Output each entry exactly; skip nothing.

(Data entries)
════════
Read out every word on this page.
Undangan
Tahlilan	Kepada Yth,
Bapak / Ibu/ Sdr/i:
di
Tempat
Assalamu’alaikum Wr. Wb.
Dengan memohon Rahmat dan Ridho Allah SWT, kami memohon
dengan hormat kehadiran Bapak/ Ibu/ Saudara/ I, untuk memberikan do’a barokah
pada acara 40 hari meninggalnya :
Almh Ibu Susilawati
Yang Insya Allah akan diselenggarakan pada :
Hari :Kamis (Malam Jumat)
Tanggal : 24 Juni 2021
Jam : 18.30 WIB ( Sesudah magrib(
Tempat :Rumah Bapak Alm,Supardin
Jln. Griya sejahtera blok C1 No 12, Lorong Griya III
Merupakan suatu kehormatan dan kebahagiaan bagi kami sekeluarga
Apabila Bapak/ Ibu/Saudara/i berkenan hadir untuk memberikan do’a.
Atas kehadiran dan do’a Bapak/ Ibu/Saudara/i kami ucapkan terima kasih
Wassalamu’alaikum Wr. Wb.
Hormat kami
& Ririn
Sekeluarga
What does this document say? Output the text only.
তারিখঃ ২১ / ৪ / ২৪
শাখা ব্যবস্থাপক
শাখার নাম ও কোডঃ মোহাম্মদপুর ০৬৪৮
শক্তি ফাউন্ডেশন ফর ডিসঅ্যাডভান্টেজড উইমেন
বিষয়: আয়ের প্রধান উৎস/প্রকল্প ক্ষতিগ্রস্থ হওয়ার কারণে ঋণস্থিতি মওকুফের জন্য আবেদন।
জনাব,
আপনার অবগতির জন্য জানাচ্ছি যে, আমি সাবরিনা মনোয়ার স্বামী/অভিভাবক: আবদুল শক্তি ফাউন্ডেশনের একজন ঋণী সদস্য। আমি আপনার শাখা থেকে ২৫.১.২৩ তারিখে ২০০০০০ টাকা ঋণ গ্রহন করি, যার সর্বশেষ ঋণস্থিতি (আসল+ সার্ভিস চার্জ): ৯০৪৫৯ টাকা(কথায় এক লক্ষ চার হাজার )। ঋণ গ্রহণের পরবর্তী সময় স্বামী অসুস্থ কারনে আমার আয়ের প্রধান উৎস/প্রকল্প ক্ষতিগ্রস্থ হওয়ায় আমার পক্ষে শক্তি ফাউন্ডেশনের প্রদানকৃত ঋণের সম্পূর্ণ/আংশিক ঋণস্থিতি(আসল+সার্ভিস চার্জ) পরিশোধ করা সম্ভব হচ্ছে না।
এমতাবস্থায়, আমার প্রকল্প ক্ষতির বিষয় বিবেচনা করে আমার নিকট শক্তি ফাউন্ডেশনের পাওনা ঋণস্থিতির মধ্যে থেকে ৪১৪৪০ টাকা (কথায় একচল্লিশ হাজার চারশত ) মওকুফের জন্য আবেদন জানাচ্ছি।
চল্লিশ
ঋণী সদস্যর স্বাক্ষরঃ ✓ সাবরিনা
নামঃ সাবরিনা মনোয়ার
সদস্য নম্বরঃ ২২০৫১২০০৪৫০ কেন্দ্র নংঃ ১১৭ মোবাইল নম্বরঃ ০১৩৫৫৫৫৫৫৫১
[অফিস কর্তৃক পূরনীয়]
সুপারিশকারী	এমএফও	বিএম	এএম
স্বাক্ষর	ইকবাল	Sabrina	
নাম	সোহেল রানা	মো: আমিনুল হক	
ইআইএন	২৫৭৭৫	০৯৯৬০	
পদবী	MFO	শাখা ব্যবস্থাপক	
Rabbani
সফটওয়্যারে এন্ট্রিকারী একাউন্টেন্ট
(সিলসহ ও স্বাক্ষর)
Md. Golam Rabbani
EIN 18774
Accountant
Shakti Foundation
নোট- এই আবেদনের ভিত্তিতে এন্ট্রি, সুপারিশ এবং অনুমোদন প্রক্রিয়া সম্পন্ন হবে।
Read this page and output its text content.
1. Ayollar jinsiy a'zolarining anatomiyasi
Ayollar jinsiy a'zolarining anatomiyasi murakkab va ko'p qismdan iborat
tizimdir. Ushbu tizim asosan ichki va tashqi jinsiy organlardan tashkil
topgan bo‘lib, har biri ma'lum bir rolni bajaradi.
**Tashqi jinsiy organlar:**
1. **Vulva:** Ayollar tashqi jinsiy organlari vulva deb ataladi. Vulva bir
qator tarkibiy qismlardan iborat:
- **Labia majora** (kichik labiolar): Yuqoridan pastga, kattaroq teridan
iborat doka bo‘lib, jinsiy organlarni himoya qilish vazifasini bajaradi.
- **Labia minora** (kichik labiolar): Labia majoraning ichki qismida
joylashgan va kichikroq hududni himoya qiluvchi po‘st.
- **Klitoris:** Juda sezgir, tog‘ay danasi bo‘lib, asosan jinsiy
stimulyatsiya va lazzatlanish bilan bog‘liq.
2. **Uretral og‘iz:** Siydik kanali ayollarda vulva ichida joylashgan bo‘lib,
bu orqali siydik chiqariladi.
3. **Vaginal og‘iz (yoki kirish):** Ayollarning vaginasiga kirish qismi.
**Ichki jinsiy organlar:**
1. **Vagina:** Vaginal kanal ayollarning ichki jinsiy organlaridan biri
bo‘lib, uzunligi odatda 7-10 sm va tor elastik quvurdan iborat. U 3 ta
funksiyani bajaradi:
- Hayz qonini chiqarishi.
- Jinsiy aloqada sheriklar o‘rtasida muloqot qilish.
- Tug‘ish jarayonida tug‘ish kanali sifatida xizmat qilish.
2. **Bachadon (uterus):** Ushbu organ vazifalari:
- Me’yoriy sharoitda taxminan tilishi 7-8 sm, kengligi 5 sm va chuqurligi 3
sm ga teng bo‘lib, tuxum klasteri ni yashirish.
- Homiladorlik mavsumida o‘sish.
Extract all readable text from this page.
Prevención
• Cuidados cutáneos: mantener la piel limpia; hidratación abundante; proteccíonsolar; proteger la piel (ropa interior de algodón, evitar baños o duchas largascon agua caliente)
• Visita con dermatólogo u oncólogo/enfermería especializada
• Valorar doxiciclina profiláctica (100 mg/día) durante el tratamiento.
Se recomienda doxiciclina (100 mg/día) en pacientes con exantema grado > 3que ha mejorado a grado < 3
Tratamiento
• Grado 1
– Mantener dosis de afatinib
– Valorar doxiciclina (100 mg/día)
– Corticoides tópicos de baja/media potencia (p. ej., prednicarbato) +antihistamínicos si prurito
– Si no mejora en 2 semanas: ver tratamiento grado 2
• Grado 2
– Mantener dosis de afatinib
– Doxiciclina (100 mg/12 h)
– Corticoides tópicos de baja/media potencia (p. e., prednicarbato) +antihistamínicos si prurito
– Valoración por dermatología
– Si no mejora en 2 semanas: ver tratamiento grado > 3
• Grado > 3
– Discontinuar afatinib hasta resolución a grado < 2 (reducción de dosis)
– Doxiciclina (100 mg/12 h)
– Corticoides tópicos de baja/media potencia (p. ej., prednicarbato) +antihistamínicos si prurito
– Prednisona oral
════════
### Solution for this problem
Read out every word on this page.
Undangan
Tahlilan	Kepada Yth,
Bapak / Ibu/ Sdr/i:
di
Tempat
Assalamu’alaikum Wr. Wb.
Dengan memohon Rahmat dan Ridho Allah SWT, kami memohon
dengan hormat kehadiran Bapak/ Ibu/ Saudara/ I, untuk memberikan do’a barokah
pada acara 40 hari meninggalnya :
Almh Ibu Susilawati
Yang Insya Allah akan diselenggarakan pada :
Hari :Kamis (Malam Jumat)
Tanggal : 24 Juni 2021
Jam : 18.30 WIB ( Sesudah magrib(
Tempat :Rumah Bapak Alm,Supardin
Jln. Griya sejahtera blok C1 No 12, Lorong Griya III
Merupakan suatu kehormatan dan kebahagiaan bagi kami sekeluarga
Apabila Bapak/ Ibu/Saudara/i berkenan hadir untuk memberikan do’a.
Atas kehadiran dan do’a Bapak/ Ibu/Saudara/i kami ucapkan terima kasih
Wassalamu’alaikum Wr. Wb.
Hormat kami
& Ririn
Sekeluarga
What does this document say? Output the text only.
তারিখঃ ২১ / ৪ / ২৪
শাখা ব্যবস্থাপক
শাখার নাম ও কোডঃ মোহাম্মদপুর ০৬৪৮
শক্তি ফাউন্ডেশন ফর ডিসঅ্যাডভান্টেজড উইমেন
বিষয়: আয়ের প্রধান উৎস/প্রকল্প ক্ষতিগ্রস্থ হওয়ার কারণে ঋণস্থিতি মওকুফের জন্য আবেদন।
জনাব,
আপনার অবগতির জন্য জানাচ্ছি যে, আমি সাবরিনা মনোয়ার স্বামী/অভিভাবক: আবদুল শক্তি ফাউন্ডেশনের একজন ঋণী সদস্য। আমি আপনার শাখা থেকে ২৫.১.২৩ তারিখে ২০০০০০ টাকা ঋণ গ্রহন করি, যার সর্বশেষ ঋণস্থিতি (আসল+ সার্ভিস চার্জ): ৯০৪৫৯ টাকা(কথায় এক লক্ষ চার হাজার )। ঋণ গ্রহণের পরবর্তী সময় স্বামী অসুস্থ কারনে আমার আয়ের প্রধান উৎস/প্রকল্প ক্ষতিগ্রস্থ হওয়ায় আমার পক্ষে শক্তি ফাউন্ডেশনের প্রদানকৃত ঋণের সম্পূর্ণ/আংশিক ঋণস্থিতি(আসল+সার্ভিস চার্জ) পরিশোধ করা সম্ভব হচ্ছে না।
এমতাবস্থায়, আমার প্রকল্প ক্ষতির বিষয় বিবেচনা করে আমার নিকট শক্তি ফাউন্ডেশনের পাওনা ঋণস্থিতির মধ্যে থেকে ৪১৪৪০ টাকা (কথায় একচল্লিশ হাজার চারশত ) মওকুফের জন্য আবেদন জানাচ্ছি।
চল্লিশ
ঋণী সদস্যর স্বাক্ষরঃ ✓ সাবরিনা
নামঃ সাবরিনা মনোয়ার
সদস্য নম্বরঃ ২২০৫১২০০৪৫০ কেন্দ্র নংঃ ১১৭ মোবাইল নম্বরঃ ০১৩৫৫৫৫৫৫৫১
[অফিস কর্তৃক পূরনীয়]
সুপারিশকারী	এমএফও	বিএম	এএম
স্বাক্ষর	ইকবাল	Sabrina	
নাম	সোহেল রানা	মো: আমিনুল হক	
ইআইএন	২৫৭৭৫	০৯৯৬০	
পদবী	MFO	শাখা ব্যবস্থাপক	
Rabbani
সফটওয়্যারে এন্ট্রিকারী একাউন্টেন্ট
(সিলসহ ও স্বাক্ষর)
Md. Golam Rabbani
EIN 18774
Accountant
Shakti Foundation
নোট- এই আবেদনের ভিত্তিতে এন্ট্রি, সুপারিশ এবং অনুমোদন প্রক্রিয়া সম্পন্ন হবে।
Read this page and output its text content.
1. Ayollar jinsiy a'zolarining anatomiyasi
Ayollar jinsiy a'zolarining anatomiyasi murakkab va ko'p qismdan iborat
tizimdir. Ushbu tizim asosan ichki va tashqi jinsiy organlardan tashkil
topgan bo‘lib, har biri ma'lum bir rolni bajaradi.
**Tashqi jinsiy organlar:**
1. **Vulva:** Ayollar tashqi jinsiy organlari vulva deb ataladi. Vulva bir
qator tarkibiy qismlardan iborat:
- **Labia majora** (kichik labiolar): Yuqoridan pastga, kattaroq teridan
iborat doka bo‘lib, jinsiy organlarni himoya qilish vazifasini bajaradi.
- **Labia minora** (kichik labiolar): Labia majoraning ichki qismida
joylashgan va kichikroq hududni himoya qiluvchi po‘st.
- **Klitoris:** Juda sezgir, tog‘ay danasi bo‘lib, asosan jinsiy
stimulyatsiya va lazzatlanish bilan bog‘liq.
2. **Uretral og‘iz:** Siydik kanali ayollarda vulva ichida joylashgan bo‘lib,
bu orqali siydik chiqariladi.
3. **Vaginal og‘iz (yoki kirish):** Ayollarning vaginasiga kirish qismi.
**Ichki jinsiy organlar:**
1. **Vagina:** Vaginal kanal ayollarning ichki jinsiy organlaridan biri
bo‘lib, uzunligi odatda 7-10 sm va tor elastik quvurdan iborat. U 3 ta
funksiyani bajaradi:
- Hayz qonini chiqarishi.
- Jinsiy aloqada sheriklar o‘rtasida muloqot qilish.
- Tug‘ish jarayonida tug‘ish kanali sifatida xizmat qilish.
2. **Bachadon (uterus):** Ushbu organ vazifalari:
- Me’yoriy sharoitda taxminan tilishi 7-8 sm, kengligi 5 sm va chuqurligi 3
sm ga teng bo‘lib, tuxum klasteri ni yashirish.
- Homiladorlik mavsumida o‘sish.
Extract all readable text from this page.
Prevención
• Cuidados cutáneos: mantener la piel limpia; hidratación abundante; proteccíonsolar; proteger la piel (ropa interior de algodón, evitar baños o duchas largascon agua caliente)
• Visita con dermatólogo u oncólogo/enfermería especializada
• Valorar doxiciclina profiláctica (100 mg/día) durante el tratamiento.
Se recomienda doxiciclina (100 mg/día) en pacientes con exantema grado > 3que ha mejorado a grado < 3
Tratamiento
• Grado 1
– Mantener dosis de afatinib
– Valorar doxiciclina (100 mg/día)
– Corticoides tópicos de baja/media potencia (p. ej., prednicarbato) +antihistamínicos si prurito
– Si no mejora en 2 semanas: ver tratamiento grado 2
• Grado 2
– Mantener dosis de afatinib
– Doxiciclina (100 mg/12 h)
– Corticoides tópicos de baja/media potencia (p. e., prednicarbato) +antihistamínicos si prurito
– Valoración por dermatología
– Si no mejora en 2 semanas: ver tratamiento grado > 3
• Grado > 3
– Discontinuar afatinib hasta resolución a grado < 2 (reducción de dosis)
– Doxiciclina (100 mg/12 h)
– Corticoides tópicos de baja/media potencia (p. ej., prednicarbato) +antihistamínicos si prurito
– Prednisona oral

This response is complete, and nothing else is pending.